[Entries taken from a collection]
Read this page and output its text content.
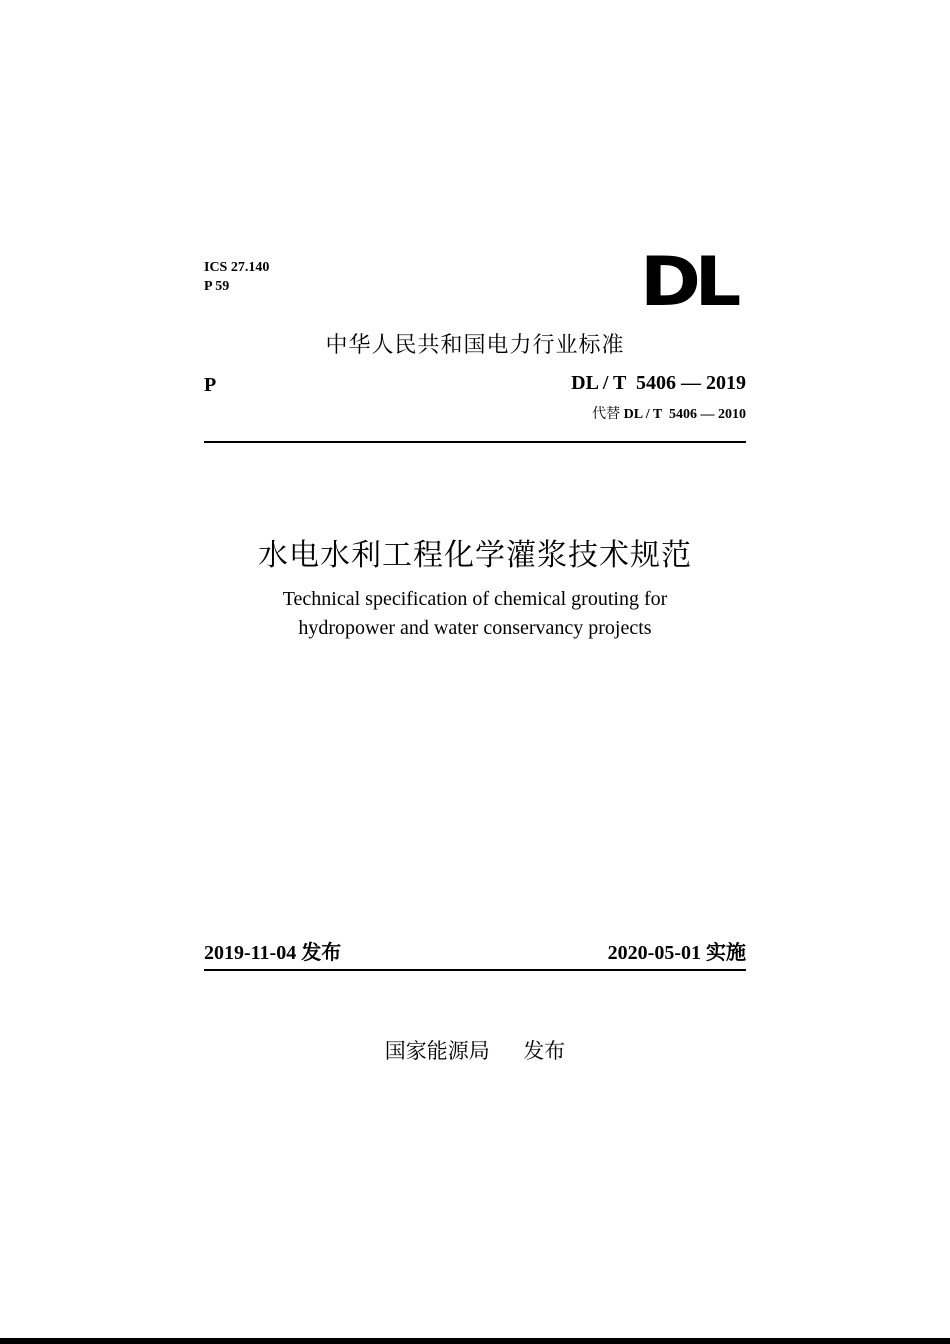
ICS 27.140
P 59	DL
中华人民共和国电力行业标准
P	DL / T  5406 — 2019
代替 DL / T  5406 — 2010
水电水利工程化学灌浆技术规范
Technical specification of chemical grouting for
hydropower and water conservancy projects
2019-11-04 发布	2020-05-01 实施
国家能源局 发布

* _The problem_: Output every entry exactly as given; pictures are not part of the copy.

* _Output for this exercise_:
Read this page and output its text content.
ICS 27.140
P 59	DL
中华人民共和国电力行业标准
P	DL / T  5406 — 2019
代替 DL / T  5406 — 2010
水电水利工程化学灌浆技术规范
Technical specification of chemical grouting for
hydropower and water conservancy projects
2019-11-04 发布	2020-05-01 实施
国家能源局 发布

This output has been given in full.